= DATASET RECORDS =
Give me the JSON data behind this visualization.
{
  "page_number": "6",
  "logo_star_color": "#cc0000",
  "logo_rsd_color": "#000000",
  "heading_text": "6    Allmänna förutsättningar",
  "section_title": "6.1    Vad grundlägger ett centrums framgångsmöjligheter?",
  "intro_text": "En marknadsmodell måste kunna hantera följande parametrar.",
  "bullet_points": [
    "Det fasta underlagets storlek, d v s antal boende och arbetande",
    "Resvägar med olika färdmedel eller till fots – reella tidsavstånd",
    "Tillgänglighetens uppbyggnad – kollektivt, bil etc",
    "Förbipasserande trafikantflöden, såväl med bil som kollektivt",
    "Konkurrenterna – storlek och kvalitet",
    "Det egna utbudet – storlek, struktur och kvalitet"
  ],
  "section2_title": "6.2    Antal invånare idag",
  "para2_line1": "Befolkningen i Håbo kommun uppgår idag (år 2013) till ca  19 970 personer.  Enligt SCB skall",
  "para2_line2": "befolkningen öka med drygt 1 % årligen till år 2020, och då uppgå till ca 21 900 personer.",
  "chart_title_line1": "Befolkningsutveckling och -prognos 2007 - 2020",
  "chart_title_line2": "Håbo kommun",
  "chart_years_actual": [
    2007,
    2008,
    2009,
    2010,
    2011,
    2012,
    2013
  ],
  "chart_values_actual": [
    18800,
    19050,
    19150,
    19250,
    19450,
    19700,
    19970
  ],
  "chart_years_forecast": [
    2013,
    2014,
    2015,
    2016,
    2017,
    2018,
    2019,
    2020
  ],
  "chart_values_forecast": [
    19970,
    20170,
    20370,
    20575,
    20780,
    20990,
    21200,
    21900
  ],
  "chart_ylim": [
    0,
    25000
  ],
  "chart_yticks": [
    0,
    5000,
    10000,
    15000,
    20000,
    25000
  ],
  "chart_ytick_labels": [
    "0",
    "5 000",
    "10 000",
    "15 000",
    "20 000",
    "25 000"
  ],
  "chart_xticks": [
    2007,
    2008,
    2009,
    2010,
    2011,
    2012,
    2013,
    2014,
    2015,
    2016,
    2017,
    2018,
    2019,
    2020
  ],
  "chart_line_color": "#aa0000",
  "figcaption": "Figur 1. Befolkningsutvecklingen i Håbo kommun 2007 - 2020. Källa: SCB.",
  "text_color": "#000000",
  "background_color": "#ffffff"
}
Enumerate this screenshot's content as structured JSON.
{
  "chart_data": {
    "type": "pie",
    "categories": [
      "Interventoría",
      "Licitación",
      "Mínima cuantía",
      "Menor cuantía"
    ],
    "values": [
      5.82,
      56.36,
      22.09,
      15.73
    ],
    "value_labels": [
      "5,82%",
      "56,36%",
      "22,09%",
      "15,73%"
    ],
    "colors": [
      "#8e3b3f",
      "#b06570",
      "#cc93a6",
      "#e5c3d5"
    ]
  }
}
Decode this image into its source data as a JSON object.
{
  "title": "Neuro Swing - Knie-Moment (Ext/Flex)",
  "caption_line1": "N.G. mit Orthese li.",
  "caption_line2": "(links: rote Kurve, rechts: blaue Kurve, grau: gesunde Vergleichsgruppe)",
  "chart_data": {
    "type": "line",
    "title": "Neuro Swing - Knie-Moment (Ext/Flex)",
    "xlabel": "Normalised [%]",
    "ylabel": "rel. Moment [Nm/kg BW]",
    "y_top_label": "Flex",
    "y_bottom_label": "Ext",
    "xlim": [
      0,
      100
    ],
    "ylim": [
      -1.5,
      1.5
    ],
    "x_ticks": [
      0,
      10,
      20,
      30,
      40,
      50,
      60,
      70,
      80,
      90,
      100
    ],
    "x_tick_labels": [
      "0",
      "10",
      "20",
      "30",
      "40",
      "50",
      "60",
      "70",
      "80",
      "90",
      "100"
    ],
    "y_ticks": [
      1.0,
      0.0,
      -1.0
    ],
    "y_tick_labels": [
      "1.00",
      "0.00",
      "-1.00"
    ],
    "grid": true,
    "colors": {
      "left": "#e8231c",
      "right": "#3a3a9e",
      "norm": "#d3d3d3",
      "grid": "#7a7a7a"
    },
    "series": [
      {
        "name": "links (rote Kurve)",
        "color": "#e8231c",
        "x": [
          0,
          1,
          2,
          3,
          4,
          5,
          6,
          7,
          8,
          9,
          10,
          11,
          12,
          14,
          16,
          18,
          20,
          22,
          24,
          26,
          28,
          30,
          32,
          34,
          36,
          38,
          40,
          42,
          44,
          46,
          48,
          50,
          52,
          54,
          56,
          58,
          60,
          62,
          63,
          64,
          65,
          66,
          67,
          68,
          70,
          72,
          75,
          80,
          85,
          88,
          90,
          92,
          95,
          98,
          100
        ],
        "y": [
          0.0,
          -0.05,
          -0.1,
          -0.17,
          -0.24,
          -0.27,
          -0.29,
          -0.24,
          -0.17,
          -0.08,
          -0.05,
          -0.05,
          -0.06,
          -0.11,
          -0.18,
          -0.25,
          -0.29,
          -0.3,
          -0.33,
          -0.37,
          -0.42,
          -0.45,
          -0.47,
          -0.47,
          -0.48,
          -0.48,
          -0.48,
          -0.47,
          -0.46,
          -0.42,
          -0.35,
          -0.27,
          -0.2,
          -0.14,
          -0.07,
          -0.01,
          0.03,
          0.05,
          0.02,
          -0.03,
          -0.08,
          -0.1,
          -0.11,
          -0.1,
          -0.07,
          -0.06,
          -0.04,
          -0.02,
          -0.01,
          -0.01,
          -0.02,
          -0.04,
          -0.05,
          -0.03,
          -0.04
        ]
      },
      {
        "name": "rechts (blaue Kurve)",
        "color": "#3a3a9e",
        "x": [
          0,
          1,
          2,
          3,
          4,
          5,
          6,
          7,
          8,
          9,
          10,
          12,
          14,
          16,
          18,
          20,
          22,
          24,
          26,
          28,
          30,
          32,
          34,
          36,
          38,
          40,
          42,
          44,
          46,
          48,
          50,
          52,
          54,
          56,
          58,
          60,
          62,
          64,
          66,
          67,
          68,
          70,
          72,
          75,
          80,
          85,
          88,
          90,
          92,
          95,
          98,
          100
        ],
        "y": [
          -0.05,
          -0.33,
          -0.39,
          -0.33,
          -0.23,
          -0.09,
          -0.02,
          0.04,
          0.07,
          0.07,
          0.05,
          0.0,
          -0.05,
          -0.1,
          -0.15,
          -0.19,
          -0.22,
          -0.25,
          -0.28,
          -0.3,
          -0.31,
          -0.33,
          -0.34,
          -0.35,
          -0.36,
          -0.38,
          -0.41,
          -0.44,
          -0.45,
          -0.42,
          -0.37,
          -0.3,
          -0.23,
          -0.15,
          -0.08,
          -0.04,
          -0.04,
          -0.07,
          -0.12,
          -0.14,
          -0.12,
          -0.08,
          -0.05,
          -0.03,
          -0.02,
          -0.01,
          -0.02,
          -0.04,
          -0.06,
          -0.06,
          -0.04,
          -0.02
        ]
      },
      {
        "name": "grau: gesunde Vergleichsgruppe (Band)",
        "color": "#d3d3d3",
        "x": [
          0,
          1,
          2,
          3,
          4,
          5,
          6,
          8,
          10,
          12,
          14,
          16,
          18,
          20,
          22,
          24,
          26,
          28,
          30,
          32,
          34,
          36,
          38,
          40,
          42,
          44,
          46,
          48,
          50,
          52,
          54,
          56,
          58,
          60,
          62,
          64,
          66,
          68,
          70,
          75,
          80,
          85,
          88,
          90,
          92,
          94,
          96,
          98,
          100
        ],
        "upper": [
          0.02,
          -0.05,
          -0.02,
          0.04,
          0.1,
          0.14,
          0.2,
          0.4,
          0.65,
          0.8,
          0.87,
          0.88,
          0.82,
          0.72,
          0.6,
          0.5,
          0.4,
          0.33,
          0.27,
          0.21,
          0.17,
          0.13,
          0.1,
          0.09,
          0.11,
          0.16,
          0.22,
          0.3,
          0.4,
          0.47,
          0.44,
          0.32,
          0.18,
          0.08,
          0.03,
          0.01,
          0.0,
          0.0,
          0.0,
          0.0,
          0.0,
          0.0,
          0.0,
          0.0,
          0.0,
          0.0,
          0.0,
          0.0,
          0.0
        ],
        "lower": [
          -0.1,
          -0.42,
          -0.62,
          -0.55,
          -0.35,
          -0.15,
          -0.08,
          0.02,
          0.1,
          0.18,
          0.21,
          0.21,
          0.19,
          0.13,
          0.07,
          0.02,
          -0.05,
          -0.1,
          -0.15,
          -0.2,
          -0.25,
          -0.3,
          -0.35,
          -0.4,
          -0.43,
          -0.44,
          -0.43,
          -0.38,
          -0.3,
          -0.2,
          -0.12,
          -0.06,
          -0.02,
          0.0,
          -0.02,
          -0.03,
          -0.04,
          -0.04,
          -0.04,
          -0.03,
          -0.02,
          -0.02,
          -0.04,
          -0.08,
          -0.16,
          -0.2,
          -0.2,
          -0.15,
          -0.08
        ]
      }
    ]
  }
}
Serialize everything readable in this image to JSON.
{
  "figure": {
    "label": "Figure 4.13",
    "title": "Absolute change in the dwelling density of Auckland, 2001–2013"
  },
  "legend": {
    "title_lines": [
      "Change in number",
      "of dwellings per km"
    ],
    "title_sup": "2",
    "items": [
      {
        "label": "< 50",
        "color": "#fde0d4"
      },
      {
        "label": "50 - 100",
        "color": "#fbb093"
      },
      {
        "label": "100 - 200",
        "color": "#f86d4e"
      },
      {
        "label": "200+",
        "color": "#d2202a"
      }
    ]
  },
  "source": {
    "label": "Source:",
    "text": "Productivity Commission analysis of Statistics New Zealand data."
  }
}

= YOUR OBJECTIVE =
Show every line of the records above that contains the word "Flex".

= OUTPUT OF THE TASK =
  "title": "Neuro Swing - Knie-Moment (Ext/Flex)",
    "title": "Neuro Swing - Knie-Moment (Ext/Flex)",
    "y_top_label": "Flex",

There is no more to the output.